GIVEN INSTRUCTION: Copy out every line in the entries below that includes "Home".

(Data excerpts)

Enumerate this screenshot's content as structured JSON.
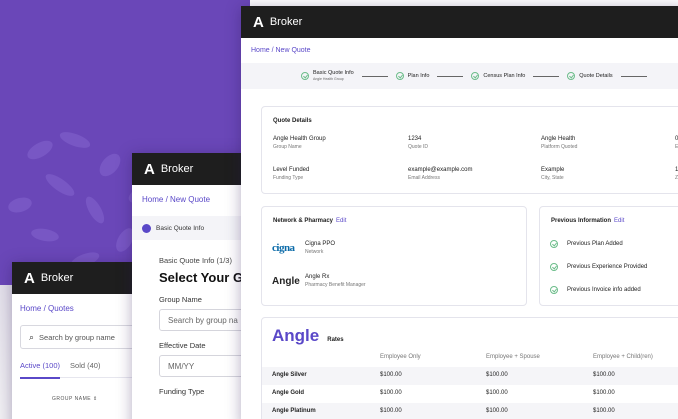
{
  "brand": {
    "logo": "A",
    "app": "Broker"
  },
  "w3": {
    "crumb": "Home / Quotes",
    "search_placeholder": "Search by group name",
    "tabs": [
      "Active (100)",
      "Sold (40)"
    ],
    "col_head": "GROUP NAME ⇕"
  },
  "w2": {
    "crumb": "Home / New Quote",
    "step": "Basic Quote Info",
    "sub": "Basic Quote Info (1/3)",
    "heading": "Select Your Gr",
    "group_label": "Group Name",
    "group_placeholder": "Search by group na",
    "date_label": "Effective Date",
    "date_placeholder": "MM/YY",
    "funding_label": "Funding Type"
  },
  "w1": {
    "crumb": "Home / New Quote",
    "steps": [
      {
        "label": "Basic Quote Info",
        "sub": "Angle Health Group"
      },
      {
        "label": "Plan Info"
      },
      {
        "label": "Census Plan Info"
      },
      {
        "label": "Quote Details"
      }
    ],
    "quote_details": {
      "title": "Quote Details",
      "cells": [
        {
          "value": "Angle Health Group",
          "label": "Group Name"
        },
        {
          "value": "1234",
          "label": "Quote ID"
        },
        {
          "value": "Angle Health",
          "label": "Platform Quoted"
        },
        {
          "value": "0",
          "label": "E"
        },
        {
          "value": "Level Funded",
          "label": "Funding Type"
        },
        {
          "value": "example@example.com",
          "label": "Email Address"
        },
        {
          "value": "Example",
          "label": "City, State"
        },
        {
          "value": "1",
          "label": "Z"
        }
      ]
    },
    "network": {
      "title": "Network & Pharmacy",
      "edit": "Edit",
      "rows": [
        {
          "logo": "cigna",
          "name": "Cigna PPO",
          "sub": "Network"
        },
        {
          "logo": "Angle",
          "name": "Angle Rx",
          "sub": "Pharmacy Benefit Manager"
        }
      ]
    },
    "previous": {
      "title": "Previous Information",
      "edit": "Edit",
      "items": [
        "Previous Plan Added",
        "Previous Experience Provided",
        "Previous Invoice info added"
      ]
    },
    "rates": {
      "brand": "Angle",
      "label": "Rates",
      "headers": [
        "Employee Only",
        "Employee + Spouse",
        "Employee + Child(ren)"
      ],
      "rows": [
        {
          "name": "Angle Silver",
          "values": [
            "$100.00",
            "$100.00",
            "$100.00"
          ]
        },
        {
          "name": "Angle Gold",
          "values": [
            "$100.00",
            "$100.00",
            "$100.00"
          ]
        },
        {
          "name": "Angle Platinum",
          "values": [
            "$100.00",
            "$100.00",
            "$100.00"
          ]
        }
      ]
    }
  }
}
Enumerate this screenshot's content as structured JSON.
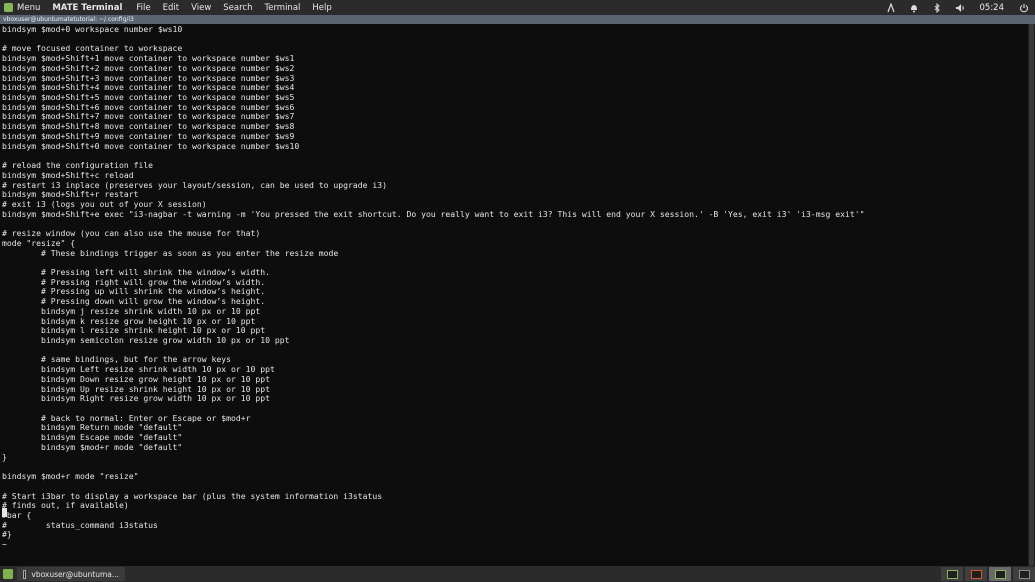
{
  "topbar": {
    "menu_label": "Menu",
    "app_name": "MATE Terminal",
    "menus": [
      "File",
      "Edit",
      "View",
      "Search",
      "Terminal",
      "Help"
    ],
    "clock": "05:24"
  },
  "window": {
    "title": "vboxuser@ubuntumatetutorial: ~/.config/i3"
  },
  "terminal": {
    "lines": [
      "bindsym $mod+0 workspace number $ws10",
      "",
      "# move focused container to workspace",
      "bindsym $mod+Shift+1 move container to workspace number $ws1",
      "bindsym $mod+Shift+2 move container to workspace number $ws2",
      "bindsym $mod+Shift+3 move container to workspace number $ws3",
      "bindsym $mod+Shift+4 move container to workspace number $ws4",
      "bindsym $mod+Shift+5 move container to workspace number $ws5",
      "bindsym $mod+Shift+6 move container to workspace number $ws6",
      "bindsym $mod+Shift+7 move container to workspace number $ws7",
      "bindsym $mod+Shift+8 move container to workspace number $ws8",
      "bindsym $mod+Shift+9 move container to workspace number $ws9",
      "bindsym $mod+Shift+0 move container to workspace number $ws10",
      "",
      "# reload the configuration file",
      "bindsym $mod+Shift+c reload",
      "# restart i3 inplace (preserves your layout/session, can be used to upgrade i3)",
      "bindsym $mod+Shift+r restart",
      "# exit i3 (logs you out of your X session)",
      "bindsym $mod+Shift+e exec \"i3-nagbar -t warning -m 'You pressed the exit shortcut. Do you really want to exit i3? This will end your X session.' -B 'Yes, exit i3' 'i3-msg exit'\"",
      "",
      "# resize window (you can also use the mouse for that)",
      "mode \"resize\" {",
      "        # These bindings trigger as soon as you enter the resize mode",
      "",
      "        # Pressing left will shrink the window’s width.",
      "        # Pressing right will grow the window’s width.",
      "        # Pressing up will shrink the window’s height.",
      "        # Pressing down will grow the window’s height.",
      "        bindsym j resize shrink width 10 px or 10 ppt",
      "        bindsym k resize grow height 10 px or 10 ppt",
      "        bindsym l resize shrink height 10 px or 10 ppt",
      "        bindsym semicolon resize grow width 10 px or 10 ppt",
      "",
      "        # same bindings, but for the arrow keys",
      "        bindsym Left resize shrink width 10 px or 10 ppt",
      "        bindsym Down resize grow height 10 px or 10 ppt",
      "        bindsym Up resize shrink height 10 px or 10 ppt",
      "        bindsym Right resize grow width 10 px or 10 ppt",
      "",
      "        # back to normal: Enter or Escape or $mod+r",
      "        bindsym Return mode \"default\"",
      "        bindsym Escape mode \"default\"",
      "        bindsym $mod+r mode \"default\"",
      "}",
      "",
      "bindsym $mod+r mode \"resize\"",
      "",
      "# Start i3bar to display a workspace bar (plus the system information i3status",
      "# finds out, if available)",
      "#bar {",
      "#        status_command i3status",
      "#}",
      "~"
    ]
  },
  "taskbar": {
    "task_label": "vboxuser@ubuntuma..."
  },
  "icons": {
    "tray": [
      "network-icon",
      "bell-icon",
      "bluetooth-icon",
      "volume-icon",
      "power-icon"
    ]
  }
}
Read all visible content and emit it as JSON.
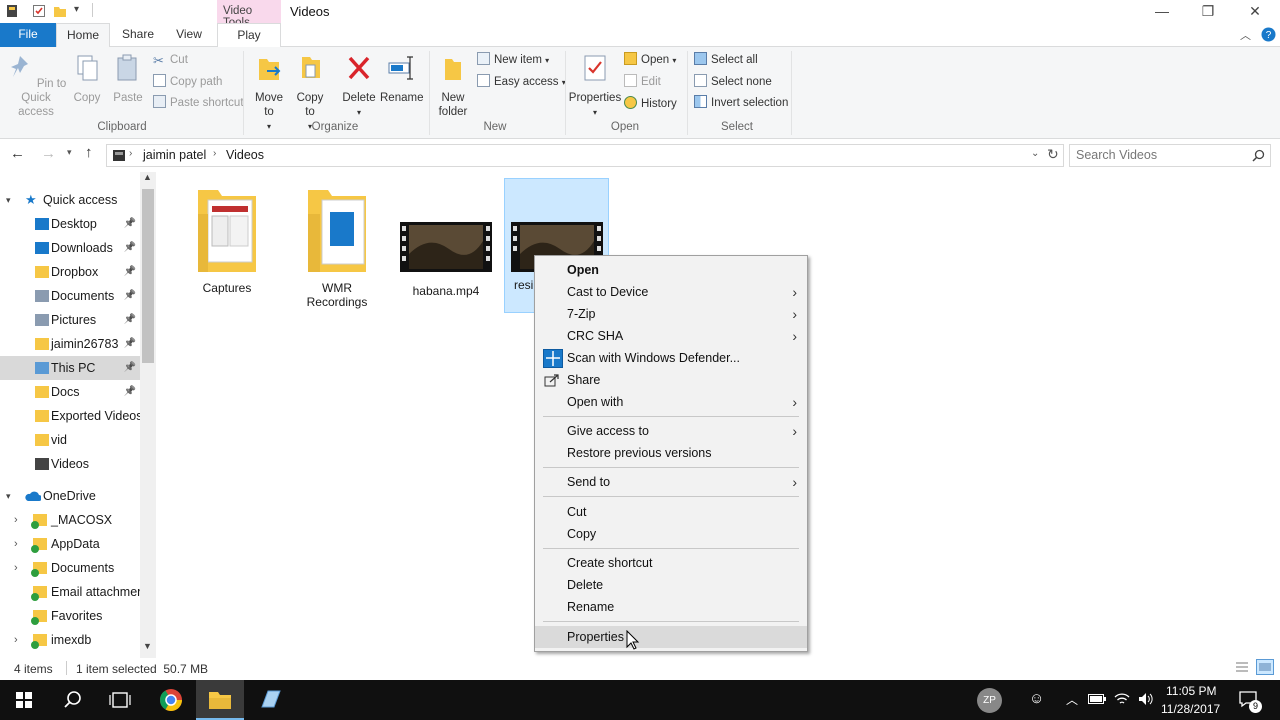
{
  "window": {
    "title": "Videos",
    "contextual_tab": "Video Tools",
    "controls": {
      "minimize": "—",
      "restore": "❐",
      "close": "✕"
    }
  },
  "tabs": {
    "file": "File",
    "home": "Home",
    "share": "Share",
    "view": "View",
    "play": "Play"
  },
  "ribbon": {
    "clipboard": {
      "label": "Clipboard",
      "pin": "Pin to Quick access",
      "copy": "Copy",
      "paste": "Paste",
      "cut": "Cut",
      "copy_path": "Copy path",
      "paste_shortcut": "Paste shortcut"
    },
    "organize": {
      "label": "Organize",
      "move_to": "Move to",
      "copy_to": "Copy to",
      "delete": "Delete",
      "rename": "Rename"
    },
    "new": {
      "label": "New",
      "new_folder": "New folder",
      "new_item": "New item",
      "easy_access": "Easy access"
    },
    "open": {
      "label": "Open",
      "properties": "Properties",
      "open": "Open",
      "edit": "Edit",
      "history": "History"
    },
    "select": {
      "label": "Select",
      "select_all": "Select all",
      "select_none": "Select none",
      "invert": "Invert selection"
    }
  },
  "address": {
    "segments": [
      "jaimin patel",
      "Videos"
    ],
    "search_placeholder": "Search Videos"
  },
  "nav": {
    "quick_access": "Quick access",
    "qa_items": [
      "Desktop",
      "Downloads",
      "Dropbox",
      "Documents",
      "Pictures",
      "jaimin26783",
      "This PC",
      "Docs",
      "Exported Videos",
      "vid",
      "Videos"
    ],
    "onedrive": "OneDrive",
    "od_items": [
      "_MACOSX",
      "AppData",
      "Documents",
      "Email attachmen",
      "Favorites",
      "imexdb"
    ]
  },
  "files": [
    {
      "name": "Captures",
      "kind": "folder"
    },
    {
      "name": "WMR Recordings",
      "kind": "folder"
    },
    {
      "name": "habana.mp4",
      "kind": "video"
    },
    {
      "name": "resi",
      "kind": "video",
      "selected": true
    }
  ],
  "context_menu": {
    "open": "Open",
    "cast": "Cast to Device",
    "zip": "7-Zip",
    "crc": "CRC SHA",
    "scan": "Scan with Windows Defender...",
    "share": "Share",
    "open_with": "Open with",
    "give_access": "Give access to",
    "restore": "Restore previous versions",
    "send_to": "Send to",
    "cut": "Cut",
    "copy": "Copy",
    "create_shortcut": "Create shortcut",
    "delete": "Delete",
    "rename": "Rename",
    "properties": "Properties"
  },
  "status": {
    "items": "4 items",
    "selected": "1 item selected  50.7 MB"
  },
  "taskbar": {
    "user_initials": "ZP",
    "time": "11:05 PM",
    "date": "11/28/2017",
    "notifications": "9"
  },
  "colors": {
    "accent": "#1979ca",
    "selection": "#cce8ff",
    "folder": "#f6c745"
  }
}
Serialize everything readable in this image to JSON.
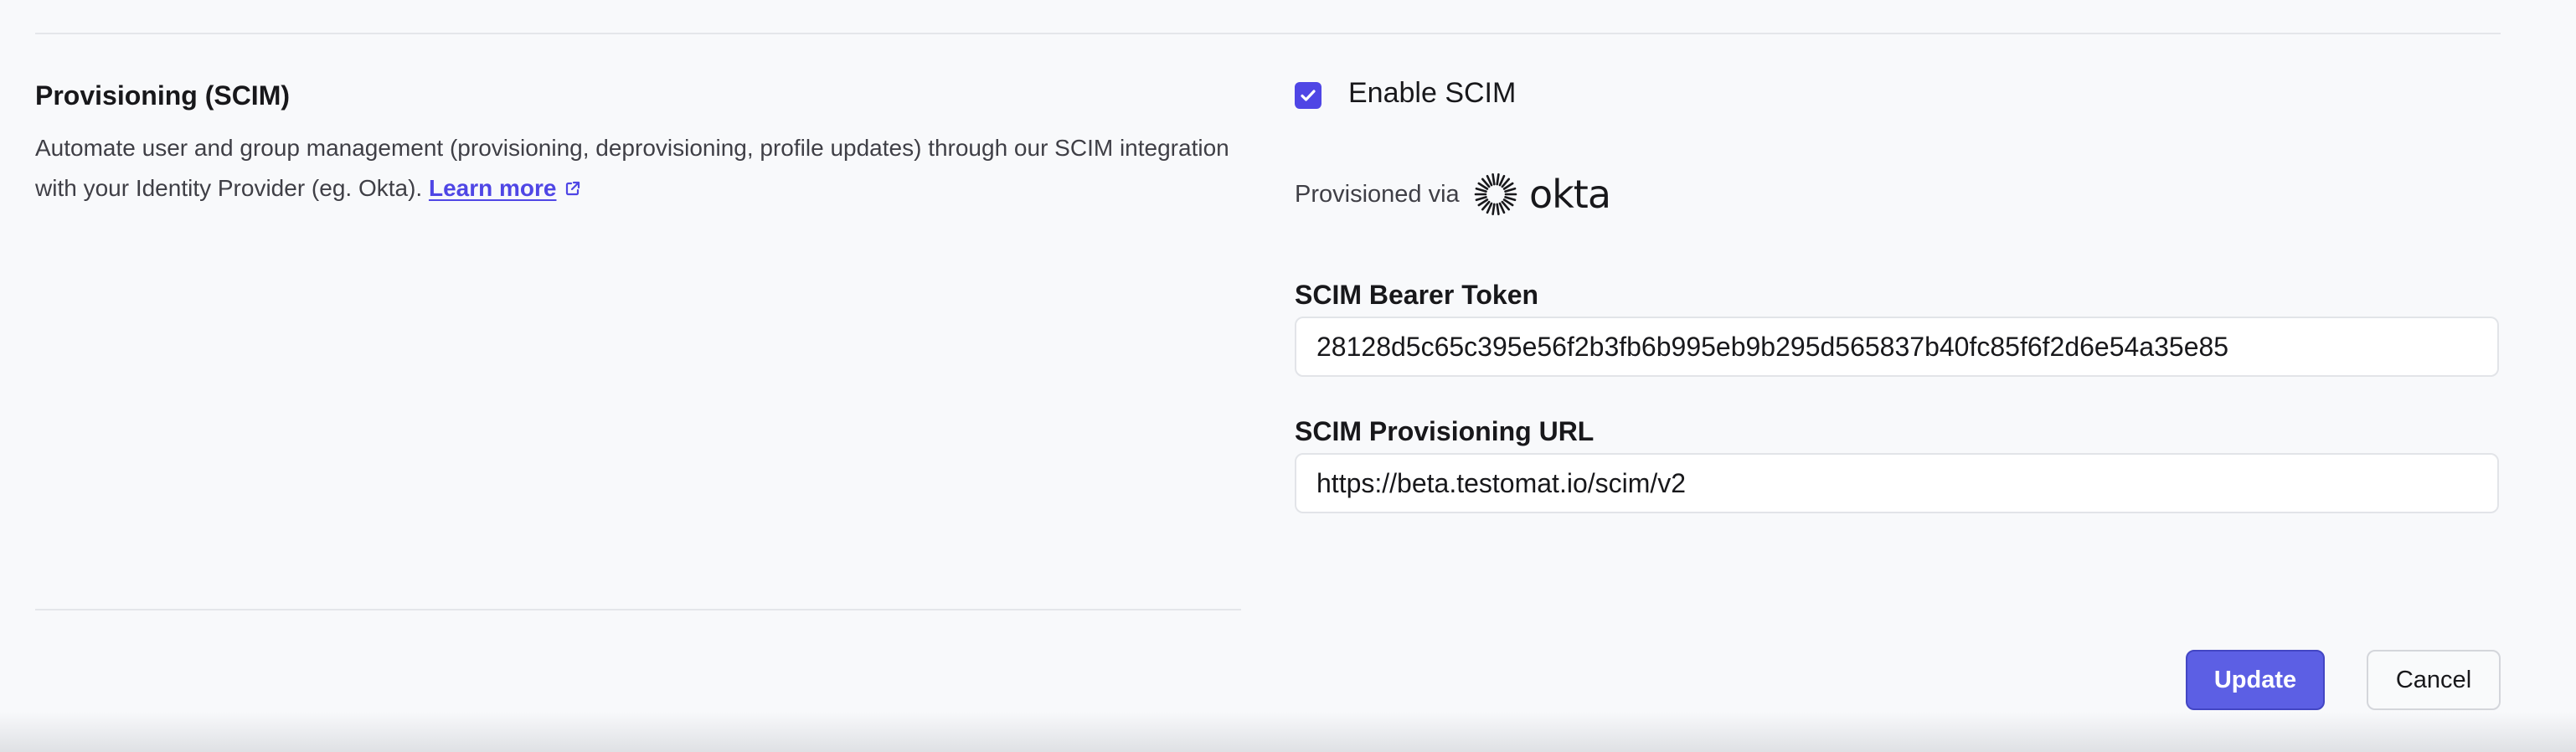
{
  "section": {
    "title": "Provisioning (SCIM)",
    "description": "Automate user and group management (provisioning, deprovisioning, profile updates) through our SCIM integration with your Identity Provider (eg. Okta).",
    "learn_more": "Learn more"
  },
  "scim": {
    "enable_label": "Enable SCIM",
    "enabled": true,
    "provisioned_via_label": "Provisioned via",
    "provider_name": "okta"
  },
  "fields": {
    "token_label": "SCIM Bearer Token",
    "token_value": "28128d5c65c395e56f2b3fb6b995eb9b295d565837b40fc85f6f2d6e54a35e85",
    "url_label": "SCIM Provisioning URL",
    "url_value": "https://beta.testomat.io/scim/v2"
  },
  "actions": {
    "update_label": "Update",
    "cancel_label": "Cancel"
  },
  "colors": {
    "accent": "#4f46e5",
    "primary_button": "#5c5fe4"
  },
  "icons": {
    "checkbox": "check-icon",
    "external_link": "external-link-icon",
    "provider_logo": "okta-logo"
  }
}
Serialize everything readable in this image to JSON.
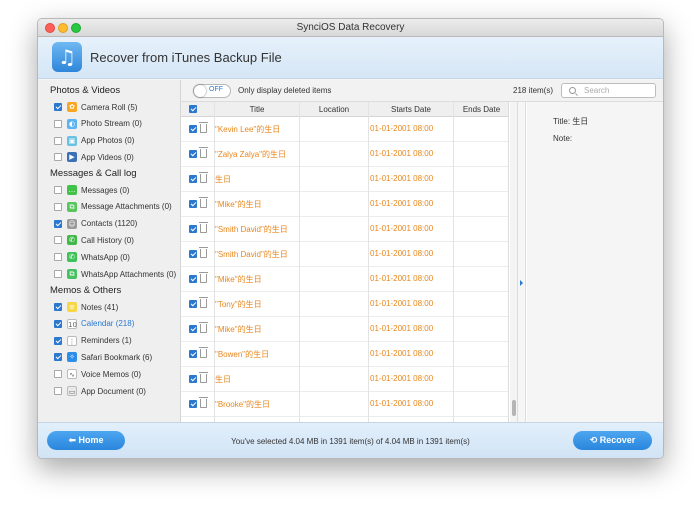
{
  "window": {
    "title": "SynciOS Data Recovery"
  },
  "colors": {
    "accent": "#2b78cf",
    "orange": "#e8861c",
    "close": "#fc5f57",
    "minimize": "#fdbc2e",
    "zoom": "#28c840"
  },
  "header": {
    "title": "Recover from iTunes Backup File",
    "icon": "music-note-icon"
  },
  "sidebar": {
    "groups": [
      {
        "label": "Photos & Videos",
        "items": [
          {
            "label": "Camera Roll (5)",
            "checked": true,
            "icon": "camera-roll-icon",
            "selected": false
          },
          {
            "label": "Photo Stream (0)",
            "checked": false,
            "icon": "photo-stream-icon",
            "selected": false
          },
          {
            "label": "App Photos (0)",
            "checked": false,
            "icon": "app-photos-icon",
            "selected": false
          },
          {
            "label": "App Videos (0)",
            "checked": false,
            "icon": "app-videos-icon",
            "selected": false
          }
        ]
      },
      {
        "label": "Messages & Call log",
        "items": [
          {
            "label": "Messages (0)",
            "checked": false,
            "icon": "messages-icon",
            "selected": false
          },
          {
            "label": "Message Attachments (0)",
            "checked": false,
            "icon": "message-attachments-icon",
            "selected": false
          },
          {
            "label": "Contacts (1120)",
            "checked": true,
            "icon": "contacts-icon",
            "selected": false
          },
          {
            "label": "Call History (0)",
            "checked": false,
            "icon": "call-history-icon",
            "selected": false
          },
          {
            "label": "WhatsApp (0)",
            "checked": false,
            "icon": "whatsapp-icon",
            "selected": false
          },
          {
            "label": "WhatsApp Attachments (0)",
            "checked": false,
            "icon": "whatsapp-attachments-icon",
            "selected": false
          }
        ]
      },
      {
        "label": "Memos & Others",
        "items": [
          {
            "label": "Notes (41)",
            "checked": true,
            "icon": "notes-icon",
            "selected": false
          },
          {
            "label": "Calendar (218)",
            "checked": true,
            "icon": "calendar-icon",
            "selected": true
          },
          {
            "label": "Reminders (1)",
            "checked": true,
            "icon": "reminders-icon",
            "selected": false
          },
          {
            "label": "Safari Bookmark (6)",
            "checked": true,
            "icon": "safari-bookmark-icon",
            "selected": false
          },
          {
            "label": "Voice Memos (0)",
            "checked": false,
            "icon": "voice-memos-icon",
            "selected": false
          },
          {
            "label": "App Document (0)",
            "checked": false,
            "icon": "app-document-icon",
            "selected": false
          }
        ]
      }
    ]
  },
  "toolbar": {
    "toggle_label": "OFF",
    "only_deleted_label": "Only display deleted items",
    "item_count": "218 item(s)",
    "search_placeholder": "Search"
  },
  "table": {
    "columns": [
      "Title",
      "Location",
      "Starts Date",
      "Ends Date"
    ],
    "rows": [
      {
        "title": "\"Kevin Lee\"的生日",
        "location": "",
        "starts": "01-01-2001 08:00",
        "ends": ""
      },
      {
        "title": "\"Zalya Zalya\"的生日",
        "location": "",
        "starts": "01-01-2001 08:00",
        "ends": ""
      },
      {
        "title": "生日",
        "location": "",
        "starts": "01-01-2001 08:00",
        "ends": ""
      },
      {
        "title": "\"Mike\"的生日",
        "location": "",
        "starts": "01-01-2001 08:00",
        "ends": ""
      },
      {
        "title": "\"Smith David\"的生日",
        "location": "",
        "starts": "01-01-2001 08:00",
        "ends": ""
      },
      {
        "title": "\"Smith David\"的生日",
        "location": "",
        "starts": "01-01-2001 08:00",
        "ends": ""
      },
      {
        "title": "\"Mike\"的生日",
        "location": "",
        "starts": "01-01-2001 08:00",
        "ends": ""
      },
      {
        "title": "\"Tony\"的生日",
        "location": "",
        "starts": "01-01-2001 08:00",
        "ends": ""
      },
      {
        "title": "\"Mike\"的生日",
        "location": "",
        "starts": "01-01-2001 08:00",
        "ends": ""
      },
      {
        "title": "\"Bowen\"的生日",
        "location": "",
        "starts": "01-01-2001 08:00",
        "ends": ""
      },
      {
        "title": "生日",
        "location": "",
        "starts": "01-01-2001 08:00",
        "ends": ""
      },
      {
        "title": "\"Brooke\"的生日",
        "location": "",
        "starts": "01-01-2001 08:00",
        "ends": ""
      }
    ]
  },
  "detail": {
    "title_line": "Title:  生日",
    "note_line": "Note:"
  },
  "footer": {
    "home_label": "Home",
    "recover_label": "Recover",
    "status": "You've selected 4.04 MB in 1391 item(s) of 4.04 MB in 1391 item(s)"
  }
}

OUTPUT FOR THIS TASK:
    "crumb": "Home / Quotes",
    "crumb": "Home / New Quote",
    "crumb": "Home / New Quote",
    "home": "Home",
    "home_label": "Home",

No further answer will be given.